WHAT IS EXPECTED: Copy out the data below as written; omit any images.

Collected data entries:
==========

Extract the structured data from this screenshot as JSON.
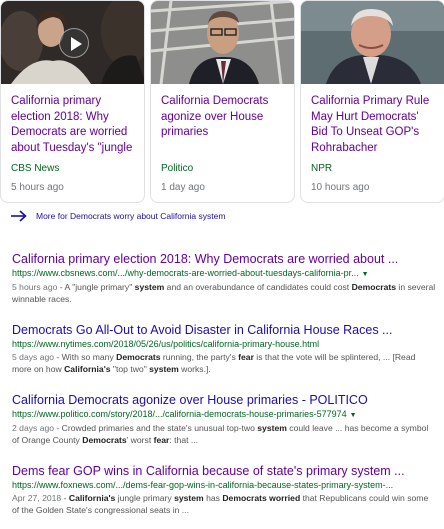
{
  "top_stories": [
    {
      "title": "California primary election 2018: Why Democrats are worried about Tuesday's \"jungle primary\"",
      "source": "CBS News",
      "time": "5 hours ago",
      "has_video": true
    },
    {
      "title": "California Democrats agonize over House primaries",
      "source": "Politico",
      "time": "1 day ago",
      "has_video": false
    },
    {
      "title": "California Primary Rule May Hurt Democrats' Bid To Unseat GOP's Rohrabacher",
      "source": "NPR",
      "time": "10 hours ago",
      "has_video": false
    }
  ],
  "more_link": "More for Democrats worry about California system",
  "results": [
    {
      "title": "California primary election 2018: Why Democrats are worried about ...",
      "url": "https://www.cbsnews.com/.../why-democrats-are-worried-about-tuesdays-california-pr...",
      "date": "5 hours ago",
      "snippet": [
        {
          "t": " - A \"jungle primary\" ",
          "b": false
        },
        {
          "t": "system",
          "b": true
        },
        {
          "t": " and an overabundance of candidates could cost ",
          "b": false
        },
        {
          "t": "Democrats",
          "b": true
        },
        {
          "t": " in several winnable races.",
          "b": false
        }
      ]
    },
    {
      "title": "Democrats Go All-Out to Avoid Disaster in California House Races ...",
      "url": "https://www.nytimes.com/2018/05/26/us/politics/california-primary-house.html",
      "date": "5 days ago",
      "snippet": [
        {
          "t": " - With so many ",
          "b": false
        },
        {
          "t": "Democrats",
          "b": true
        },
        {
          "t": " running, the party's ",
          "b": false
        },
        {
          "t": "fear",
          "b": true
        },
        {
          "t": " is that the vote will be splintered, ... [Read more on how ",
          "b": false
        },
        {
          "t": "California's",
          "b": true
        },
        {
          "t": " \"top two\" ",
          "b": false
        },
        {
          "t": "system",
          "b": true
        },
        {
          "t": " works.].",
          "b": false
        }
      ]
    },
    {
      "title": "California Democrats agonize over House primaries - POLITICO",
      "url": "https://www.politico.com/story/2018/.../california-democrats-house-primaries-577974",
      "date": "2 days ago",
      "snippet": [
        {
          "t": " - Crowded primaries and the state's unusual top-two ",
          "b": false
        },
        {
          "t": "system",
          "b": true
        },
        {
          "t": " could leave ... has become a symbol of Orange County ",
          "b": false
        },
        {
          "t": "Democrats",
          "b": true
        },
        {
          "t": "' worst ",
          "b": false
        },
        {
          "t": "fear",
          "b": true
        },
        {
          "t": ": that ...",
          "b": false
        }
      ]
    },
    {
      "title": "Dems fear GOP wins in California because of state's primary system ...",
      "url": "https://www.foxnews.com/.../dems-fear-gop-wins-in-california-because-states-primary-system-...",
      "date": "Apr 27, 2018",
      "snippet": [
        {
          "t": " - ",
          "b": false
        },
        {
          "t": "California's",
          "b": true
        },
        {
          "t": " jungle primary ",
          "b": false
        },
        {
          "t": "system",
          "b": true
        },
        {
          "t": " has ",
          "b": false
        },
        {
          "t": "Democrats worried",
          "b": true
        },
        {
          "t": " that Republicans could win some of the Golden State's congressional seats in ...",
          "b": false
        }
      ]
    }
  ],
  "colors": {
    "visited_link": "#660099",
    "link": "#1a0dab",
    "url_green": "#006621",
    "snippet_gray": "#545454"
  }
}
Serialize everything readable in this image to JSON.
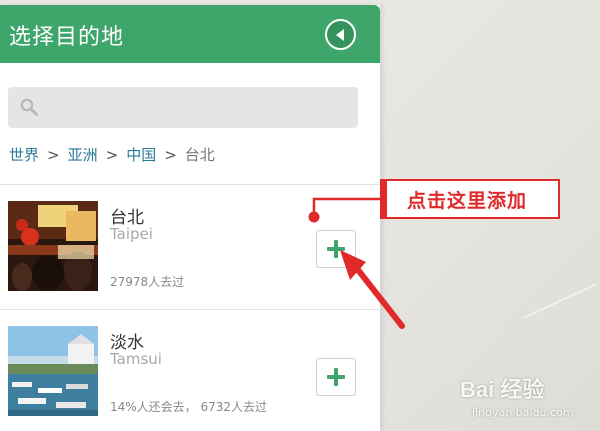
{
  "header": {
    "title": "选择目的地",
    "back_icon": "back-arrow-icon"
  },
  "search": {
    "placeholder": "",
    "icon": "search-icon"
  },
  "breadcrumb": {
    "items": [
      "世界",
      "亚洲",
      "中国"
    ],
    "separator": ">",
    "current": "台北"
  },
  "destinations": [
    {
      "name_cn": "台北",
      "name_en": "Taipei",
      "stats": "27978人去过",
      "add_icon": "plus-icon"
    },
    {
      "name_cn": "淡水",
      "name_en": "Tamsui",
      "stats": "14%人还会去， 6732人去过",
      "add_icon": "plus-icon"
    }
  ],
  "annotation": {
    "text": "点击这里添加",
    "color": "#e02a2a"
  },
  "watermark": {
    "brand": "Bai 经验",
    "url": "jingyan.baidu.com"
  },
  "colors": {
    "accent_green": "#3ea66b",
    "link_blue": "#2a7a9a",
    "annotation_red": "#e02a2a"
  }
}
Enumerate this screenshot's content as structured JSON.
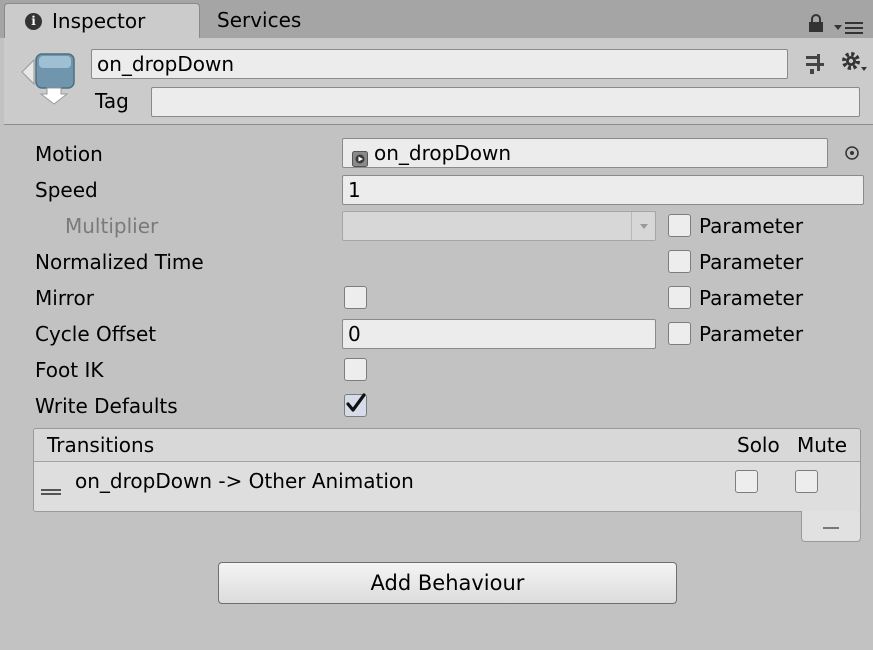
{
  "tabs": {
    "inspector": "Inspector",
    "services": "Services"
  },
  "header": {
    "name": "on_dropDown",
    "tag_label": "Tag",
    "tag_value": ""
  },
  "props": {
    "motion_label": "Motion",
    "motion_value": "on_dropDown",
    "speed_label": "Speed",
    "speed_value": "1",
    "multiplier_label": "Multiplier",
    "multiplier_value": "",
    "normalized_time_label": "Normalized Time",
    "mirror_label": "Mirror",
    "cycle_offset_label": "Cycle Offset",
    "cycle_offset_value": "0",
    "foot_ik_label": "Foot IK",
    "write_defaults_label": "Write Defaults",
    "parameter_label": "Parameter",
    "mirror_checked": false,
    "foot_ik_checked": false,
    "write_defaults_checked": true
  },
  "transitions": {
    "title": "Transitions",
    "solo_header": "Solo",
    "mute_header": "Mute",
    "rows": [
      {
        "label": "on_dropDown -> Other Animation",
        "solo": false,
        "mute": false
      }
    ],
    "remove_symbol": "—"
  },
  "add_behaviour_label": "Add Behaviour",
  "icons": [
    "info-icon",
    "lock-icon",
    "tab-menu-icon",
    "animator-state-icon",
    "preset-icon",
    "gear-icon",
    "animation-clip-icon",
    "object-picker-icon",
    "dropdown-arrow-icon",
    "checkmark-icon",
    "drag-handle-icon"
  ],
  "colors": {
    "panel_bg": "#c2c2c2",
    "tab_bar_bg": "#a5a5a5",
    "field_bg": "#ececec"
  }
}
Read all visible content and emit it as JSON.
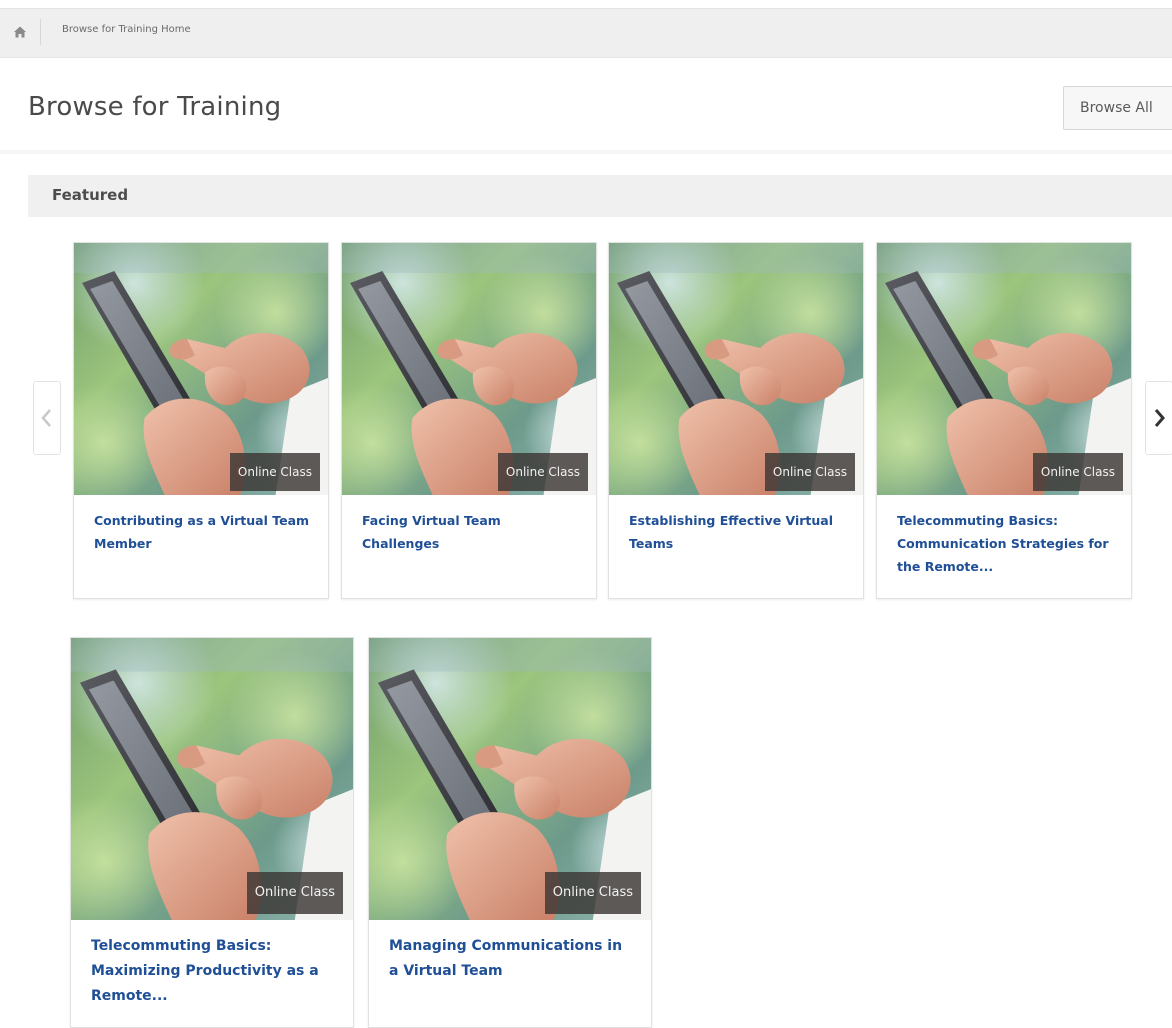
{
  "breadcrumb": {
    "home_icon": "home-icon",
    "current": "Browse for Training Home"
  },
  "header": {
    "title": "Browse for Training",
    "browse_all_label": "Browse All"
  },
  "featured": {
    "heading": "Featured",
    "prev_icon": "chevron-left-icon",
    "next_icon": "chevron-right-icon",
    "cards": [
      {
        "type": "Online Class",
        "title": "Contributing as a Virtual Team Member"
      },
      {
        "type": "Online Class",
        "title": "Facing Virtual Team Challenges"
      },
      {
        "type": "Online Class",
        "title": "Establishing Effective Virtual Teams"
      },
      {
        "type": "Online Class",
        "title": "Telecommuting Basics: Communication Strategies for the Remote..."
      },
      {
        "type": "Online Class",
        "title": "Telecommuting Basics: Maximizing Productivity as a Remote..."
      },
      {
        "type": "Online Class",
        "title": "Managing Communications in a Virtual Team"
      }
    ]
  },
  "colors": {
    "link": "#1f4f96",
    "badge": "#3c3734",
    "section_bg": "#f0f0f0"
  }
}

==========

RESPONSE:
Extract the structured data from this screenshot as JSON.
{
  "top_stories": [
    {
      "title": "California primary election 2018: Why Democrats are worried about Tuesday's \"jungle primary\"",
      "source": "CBS News",
      "time": "5 hours ago",
      "has_video": true
    },
    {
      "title": "California Democrats agonize over House primaries",
      "source": "Politico",
      "time": "1 day ago",
      "has_video": false
    },
    {
      "title": "California Primary Rule May Hurt Democrats' Bid To Unseat GOP's Rohrabacher",
      "source": "NPR",
      "time": "10 hours ago",
      "has_video": false
    }
  ],
  "more_link": "More for Democrats worry about California system",
  "results": [
    {
      "title": "California primary election 2018: Why Democrats are worried about ...",
      "url": "https://www.cbsnews.com/.../why-democrats-are-worried-about-tuesdays-california-pr...",
      "date": "5 hours ago",
      "snippet": [
        {
          "t": " - A \"jungle primary\" ",
          "b": false
        },
        {
          "t": "system",
          "b": true
        },
        {
          "t": " and an overabundance of candidates could cost ",
          "b": false
        },
        {
          "t": "Democrats",
          "b": true
        },
        {
          "t": " in several winnable races.",
          "b": false
        }
      ]
    },
    {
      "title": "Democrats Go All-Out to Avoid Disaster in California House Races ...",
      "url": "https://www.nytimes.com/2018/05/26/us/politics/california-primary-house.html",
      "date": "5 days ago",
      "snippet": [
        {
          "t": " - With so many ",
          "b": false
        },
        {
          "t": "Democrats",
          "b": true
        },
        {
          "t": " running, the party's ",
          "b": false
        },
        {
          "t": "fear",
          "b": true
        },
        {
          "t": " is that the vote will be splintered, ... [Read more on how ",
          "b": false
        },
        {
          "t": "California's",
          "b": true
        },
        {
          "t": " \"top two\" ",
          "b": false
        },
        {
          "t": "system",
          "b": true
        },
        {
          "t": " works.].",
          "b": false
        }
      ]
    },
    {
      "title": "California Democrats agonize over House primaries - POLITICO",
      "url": "https://www.politico.com/story/2018/.../california-democrats-house-primaries-577974",
      "date": "2 days ago",
      "snippet": [
        {
          "t": " - Crowded primaries and the state's unusual top-two ",
          "b": false
        },
        {
          "t": "system",
          "b": true
        },
        {
          "t": " could leave ... has become a symbol of Orange County ",
          "b": false
        },
        {
          "t": "Democrats",
          "b": true
        },
        {
          "t": "' worst ",
          "b": false
        },
        {
          "t": "fear",
          "b": true
        },
        {
          "t": ": that ...",
          "b": false
        }
      ]
    },
    {
      "title": "Dems fear GOP wins in California because of state's primary system ...",
      "url": "https://www.foxnews.com/.../dems-fear-gop-wins-in-california-because-states-primary-system-...",
      "date": "Apr 27, 2018",
      "snippet": [
        {
          "t": " - ",
          "b": false
        },
        {
          "t": "California's",
          "b": true
        },
        {
          "t": " jungle primary ",
          "b": false
        },
        {
          "t": "system",
          "b": true
        },
        {
          "t": " has ",
          "b": false
        },
        {
          "t": "Democrats worried",
          "b": true
        },
        {
          "t": " that Republicans could win some of the Golden State's congressional seats in ...",
          "b": false
        }
      ]
    }
  ],
  "colors": {
    "visited_link": "#660099",
    "link": "#1a0dab",
    "url_green": "#006621",
    "snippet_gray": "#545454"
  }
}
Serialize everything readable in this image to JSON.
{
  "header": {
    "title": "选择目的地",
    "back_icon": "back-arrow-icon"
  },
  "search": {
    "placeholder": "",
    "icon": "search-icon"
  },
  "breadcrumb": {
    "items": [
      "世界",
      "亚洲",
      "中国"
    ],
    "separator": ">",
    "current": "台北"
  },
  "destinations": [
    {
      "name_cn": "台北",
      "name_en": "Taipei",
      "stats": "27978人去过",
      "add_icon": "plus-icon"
    },
    {
      "name_cn": "淡水",
      "name_en": "Tamsui",
      "stats": "14%人还会去， 6732人去过",
      "add_icon": "plus-icon"
    }
  ],
  "annotation": {
    "text": "点击这里添加",
    "color": "#e02a2a"
  },
  "watermark": {
    "brand": "Bai 经验",
    "url": "jingyan.baidu.com"
  },
  "colors": {
    "accent_green": "#3ea66b",
    "link_blue": "#2a7a9a",
    "annotation_red": "#e02a2a"
  }
}
Enumerate this screenshot's content as structured JSON.
{
  "tabs": {
    "inspector": "Inspector",
    "services": "Services"
  },
  "header": {
    "name": "on_dropDown",
    "tag_label": "Tag",
    "tag_value": ""
  },
  "props": {
    "motion_label": "Motion",
    "motion_value": "on_dropDown",
    "speed_label": "Speed",
    "speed_value": "1",
    "multiplier_label": "Multiplier",
    "multiplier_value": "",
    "normalized_time_label": "Normalized Time",
    "mirror_label": "Mirror",
    "cycle_offset_label": "Cycle Offset",
    "cycle_offset_value": "0",
    "foot_ik_label": "Foot IK",
    "write_defaults_label": "Write Defaults",
    "parameter_label": "Parameter",
    "mirror_checked": false,
    "foot_ik_checked": false,
    "write_defaults_checked": true
  },
  "transitions": {
    "title": "Transitions",
    "solo_header": "Solo",
    "mute_header": "Mute",
    "rows": [
      {
        "label": "on_dropDown -> Other Animation",
        "solo": false,
        "mute": false
      }
    ],
    "remove_symbol": "—"
  },
  "add_behaviour_label": "Add Behaviour",
  "icons": [
    "info-icon",
    "lock-icon",
    "tab-menu-icon",
    "animator-state-icon",
    "preset-icon",
    "gear-icon",
    "animation-clip-icon",
    "object-picker-icon",
    "dropdown-arrow-icon",
    "checkmark-icon",
    "drag-handle-icon"
  ],
  "colors": {
    "panel_bg": "#c2c2c2",
    "tab_bar_bg": "#a5a5a5",
    "field_bg": "#ececec"
  }
}
Read all visible content and emit it as JSON.
{
  "breadcrumb": {
    "home_icon": "home-icon",
    "current": "Browse for Training Home"
  },
  "header": {
    "title": "Browse for Training",
    "browse_all_label": "Browse All"
  },
  "featured": {
    "heading": "Featured",
    "prev_icon": "chevron-left-icon",
    "next_icon": "chevron-right-icon",
    "cards": [
      {
        "type": "Online Class",
        "title": "Contributing as a Virtual Team Member"
      },
      {
        "type": "Online Class",
        "title": "Facing Virtual Team Challenges"
      },
      {
        "type": "Online Class",
        "title": "Establishing Effective Virtual Teams"
      },
      {
        "type": "Online Class",
        "title": "Telecommuting Basics: Communication Strategies for the Remote..."
      },
      {
        "type": "Online Class",
        "title": "Telecommuting Basics: Maximizing Productivity as a Remote..."
      },
      {
        "type": "Online Class",
        "title": "Managing Communications in a Virtual Team"
      }
    ]
  },
  "colors": {
    "link": "#1f4f96",
    "badge": "#3c3734",
    "section_bg": "#f0f0f0"
  }
}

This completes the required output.